* [YOUR GOAL]: Repeat everything from the line containing "pointing-hand-icon [137, 55, 182, 82]" down to the line containing "201, 958, 224]", swapping "radio-icon" for "option-icon" and keeping all else the same.
──────────
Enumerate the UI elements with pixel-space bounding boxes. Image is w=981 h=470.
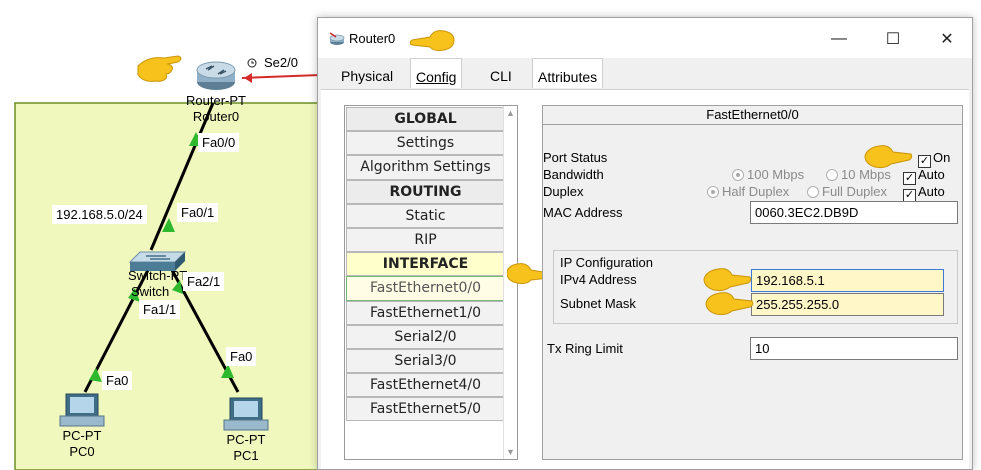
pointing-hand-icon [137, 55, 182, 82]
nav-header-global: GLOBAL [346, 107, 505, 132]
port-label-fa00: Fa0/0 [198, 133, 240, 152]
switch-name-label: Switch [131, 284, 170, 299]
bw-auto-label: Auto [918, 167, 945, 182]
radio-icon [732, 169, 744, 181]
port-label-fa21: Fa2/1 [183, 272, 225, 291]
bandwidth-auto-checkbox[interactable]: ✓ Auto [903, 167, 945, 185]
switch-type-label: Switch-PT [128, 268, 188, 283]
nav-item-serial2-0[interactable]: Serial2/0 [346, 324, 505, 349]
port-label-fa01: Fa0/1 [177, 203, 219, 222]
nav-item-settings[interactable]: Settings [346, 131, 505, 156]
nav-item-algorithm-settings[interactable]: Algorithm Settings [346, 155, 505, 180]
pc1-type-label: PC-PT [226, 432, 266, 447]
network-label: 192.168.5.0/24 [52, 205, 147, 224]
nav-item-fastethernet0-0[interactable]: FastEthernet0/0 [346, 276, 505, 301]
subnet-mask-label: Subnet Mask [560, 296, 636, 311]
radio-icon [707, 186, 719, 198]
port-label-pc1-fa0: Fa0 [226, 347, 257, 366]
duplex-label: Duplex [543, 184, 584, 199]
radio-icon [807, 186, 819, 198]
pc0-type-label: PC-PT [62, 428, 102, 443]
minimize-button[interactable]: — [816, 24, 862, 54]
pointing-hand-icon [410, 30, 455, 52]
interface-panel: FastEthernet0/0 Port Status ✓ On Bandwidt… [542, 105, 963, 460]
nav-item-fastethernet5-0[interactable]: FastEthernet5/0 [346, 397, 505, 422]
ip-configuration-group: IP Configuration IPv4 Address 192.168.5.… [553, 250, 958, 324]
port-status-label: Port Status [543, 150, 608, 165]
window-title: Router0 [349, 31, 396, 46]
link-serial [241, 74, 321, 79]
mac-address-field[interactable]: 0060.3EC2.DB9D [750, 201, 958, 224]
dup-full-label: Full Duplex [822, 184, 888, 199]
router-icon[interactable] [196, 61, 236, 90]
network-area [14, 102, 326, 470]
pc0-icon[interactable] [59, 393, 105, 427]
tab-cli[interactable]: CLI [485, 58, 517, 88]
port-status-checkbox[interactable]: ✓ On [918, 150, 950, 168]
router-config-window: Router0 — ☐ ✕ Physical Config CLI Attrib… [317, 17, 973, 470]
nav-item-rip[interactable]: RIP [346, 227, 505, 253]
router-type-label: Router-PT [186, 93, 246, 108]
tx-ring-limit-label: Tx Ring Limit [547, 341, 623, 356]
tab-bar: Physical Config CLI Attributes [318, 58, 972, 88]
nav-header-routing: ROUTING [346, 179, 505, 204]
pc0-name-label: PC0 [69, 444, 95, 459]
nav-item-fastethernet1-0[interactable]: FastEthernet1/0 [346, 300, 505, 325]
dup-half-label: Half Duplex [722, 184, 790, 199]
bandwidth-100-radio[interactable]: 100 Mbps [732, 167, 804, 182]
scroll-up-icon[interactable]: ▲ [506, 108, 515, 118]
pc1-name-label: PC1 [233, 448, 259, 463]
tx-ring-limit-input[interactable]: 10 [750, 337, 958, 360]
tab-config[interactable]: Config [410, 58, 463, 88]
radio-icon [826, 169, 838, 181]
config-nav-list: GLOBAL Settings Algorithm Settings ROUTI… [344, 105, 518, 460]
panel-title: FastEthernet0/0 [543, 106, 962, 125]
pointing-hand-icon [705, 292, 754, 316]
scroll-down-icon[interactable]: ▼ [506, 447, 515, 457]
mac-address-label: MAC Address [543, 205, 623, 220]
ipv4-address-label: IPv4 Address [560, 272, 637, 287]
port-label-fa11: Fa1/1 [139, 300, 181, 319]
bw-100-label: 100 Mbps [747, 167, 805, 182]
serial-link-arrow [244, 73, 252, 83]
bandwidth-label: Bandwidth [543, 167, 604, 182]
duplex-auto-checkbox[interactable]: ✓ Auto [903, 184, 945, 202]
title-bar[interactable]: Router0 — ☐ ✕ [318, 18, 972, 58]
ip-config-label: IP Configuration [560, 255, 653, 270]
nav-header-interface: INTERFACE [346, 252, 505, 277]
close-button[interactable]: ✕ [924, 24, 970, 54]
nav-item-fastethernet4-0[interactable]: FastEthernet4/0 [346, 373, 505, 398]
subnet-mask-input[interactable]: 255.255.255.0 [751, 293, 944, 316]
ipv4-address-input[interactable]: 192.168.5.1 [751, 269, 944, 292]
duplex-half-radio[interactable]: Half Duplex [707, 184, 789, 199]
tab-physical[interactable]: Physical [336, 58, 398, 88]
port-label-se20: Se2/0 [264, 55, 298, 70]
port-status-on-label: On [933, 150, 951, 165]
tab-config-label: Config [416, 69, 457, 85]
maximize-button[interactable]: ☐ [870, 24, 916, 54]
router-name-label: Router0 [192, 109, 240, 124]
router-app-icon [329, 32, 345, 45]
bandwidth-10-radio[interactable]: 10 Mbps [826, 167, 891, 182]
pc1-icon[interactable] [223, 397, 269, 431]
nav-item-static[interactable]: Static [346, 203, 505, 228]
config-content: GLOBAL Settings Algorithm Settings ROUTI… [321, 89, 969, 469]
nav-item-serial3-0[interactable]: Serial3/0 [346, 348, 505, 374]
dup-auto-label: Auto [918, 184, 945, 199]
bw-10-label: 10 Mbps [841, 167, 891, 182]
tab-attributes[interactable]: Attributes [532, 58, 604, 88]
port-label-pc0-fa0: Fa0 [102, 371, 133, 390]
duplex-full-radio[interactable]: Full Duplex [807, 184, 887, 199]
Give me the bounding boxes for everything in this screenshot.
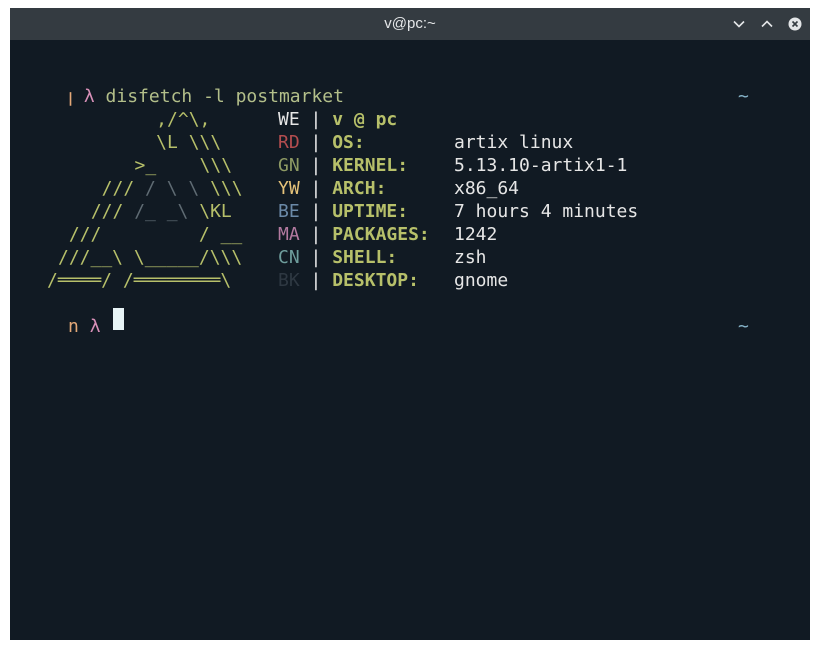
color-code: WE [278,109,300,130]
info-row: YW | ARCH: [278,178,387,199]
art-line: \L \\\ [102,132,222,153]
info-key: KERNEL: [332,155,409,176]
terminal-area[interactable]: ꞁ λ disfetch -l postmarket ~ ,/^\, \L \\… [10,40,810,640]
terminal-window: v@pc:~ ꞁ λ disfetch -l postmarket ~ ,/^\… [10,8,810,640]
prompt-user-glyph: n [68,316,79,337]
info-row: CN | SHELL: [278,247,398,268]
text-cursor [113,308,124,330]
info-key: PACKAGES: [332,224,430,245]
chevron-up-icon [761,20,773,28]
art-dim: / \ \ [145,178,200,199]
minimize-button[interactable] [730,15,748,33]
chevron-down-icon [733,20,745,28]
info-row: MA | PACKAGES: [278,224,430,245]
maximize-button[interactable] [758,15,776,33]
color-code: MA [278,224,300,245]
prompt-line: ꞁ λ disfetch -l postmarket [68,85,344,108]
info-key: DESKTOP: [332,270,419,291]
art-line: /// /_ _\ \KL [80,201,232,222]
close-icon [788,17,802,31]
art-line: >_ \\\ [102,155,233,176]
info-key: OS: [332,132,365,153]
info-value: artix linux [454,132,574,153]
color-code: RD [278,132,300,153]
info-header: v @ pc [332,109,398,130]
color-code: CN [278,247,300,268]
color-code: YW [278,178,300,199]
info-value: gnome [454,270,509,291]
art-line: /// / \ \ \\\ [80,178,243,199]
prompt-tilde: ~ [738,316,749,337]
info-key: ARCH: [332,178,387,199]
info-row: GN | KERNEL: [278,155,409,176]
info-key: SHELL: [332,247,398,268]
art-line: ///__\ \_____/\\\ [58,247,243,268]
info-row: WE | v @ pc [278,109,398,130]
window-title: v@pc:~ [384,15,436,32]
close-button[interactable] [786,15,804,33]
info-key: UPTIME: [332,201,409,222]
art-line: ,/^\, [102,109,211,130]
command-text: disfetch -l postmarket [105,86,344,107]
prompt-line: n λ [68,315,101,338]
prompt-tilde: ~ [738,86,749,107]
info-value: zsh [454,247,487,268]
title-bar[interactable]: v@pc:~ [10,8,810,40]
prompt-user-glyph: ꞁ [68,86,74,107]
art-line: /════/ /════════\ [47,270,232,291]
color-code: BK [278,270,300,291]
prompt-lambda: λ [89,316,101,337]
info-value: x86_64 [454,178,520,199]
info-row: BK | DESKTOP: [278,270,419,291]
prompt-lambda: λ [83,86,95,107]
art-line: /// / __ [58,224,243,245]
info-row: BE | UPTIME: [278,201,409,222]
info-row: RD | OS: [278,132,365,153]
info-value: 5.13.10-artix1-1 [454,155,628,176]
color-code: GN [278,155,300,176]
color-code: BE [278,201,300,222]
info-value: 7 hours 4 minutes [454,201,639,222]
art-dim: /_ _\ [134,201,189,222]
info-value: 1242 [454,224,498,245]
──────────
* [CORRECT RESULT]:
pointing-hand-icon [137, 55, 182, 82]
nav-header-global: GLOBAL [346, 107, 505, 132]
port-label-fa00: Fa0/0 [198, 133, 240, 152]
switch-name-label: Switch [131, 284, 170, 299]
bw-auto-label: Auto [918, 167, 945, 182]
option-icon [732, 169, 744, 181]
port-label-fa21: Fa2/1 [183, 272, 225, 291]
bandwidth-auto-checkbox[interactable]: ✓ Auto [903, 167, 945, 185]
switch-type-label: Switch-PT [128, 268, 188, 283]
nav-item-serial2-0[interactable]: Serial2/0 [346, 324, 505, 349]
port-label-fa01: Fa0/1 [177, 203, 219, 222]
nav-item-settings[interactable]: Settings [346, 131, 505, 156]
nav-item-algorithm-settings[interactable]: Algorithm Settings [346, 155, 505, 180]
pc1-type-label: PC-PT [226, 432, 266, 447]
network-label: 192.168.5.0/24 [52, 205, 147, 224]
nav-item-fastethernet0-0[interactable]: FastEthernet0/0 [346, 276, 505, 301]
subnet-mask-label: Subnet Mask [560, 296, 636, 311]
option-icon [707, 186, 719, 198]
port-label-pc1-fa0: Fa0 [226, 347, 257, 366]
duplex-label: Duplex [543, 184, 584, 199]
option-icon [807, 186, 819, 198]
pc0-type-label: PC-PT [62, 428, 102, 443]
minimize-button[interactable]: — [816, 24, 862, 54]
pointing-hand-icon [410, 30, 455, 52]
interface-panel: FastEthernet0/0 Port Status ✓ On Bandwidt… [542, 105, 963, 460]
nav-item-fastethernet5-0[interactable]: FastEthernet5/0 [346, 397, 505, 422]
ip-configuration-group: IP Configuration IPv4 Address 192.168.5.… [553, 250, 958, 324]
port-status-label: Port Status [543, 150, 608, 165]
window-title: Router0 [349, 31, 396, 46]
link-serial [241, 74, 321, 79]
mac-address-field[interactable]: 0060.3EC2.DB9D [750, 201, 958, 224]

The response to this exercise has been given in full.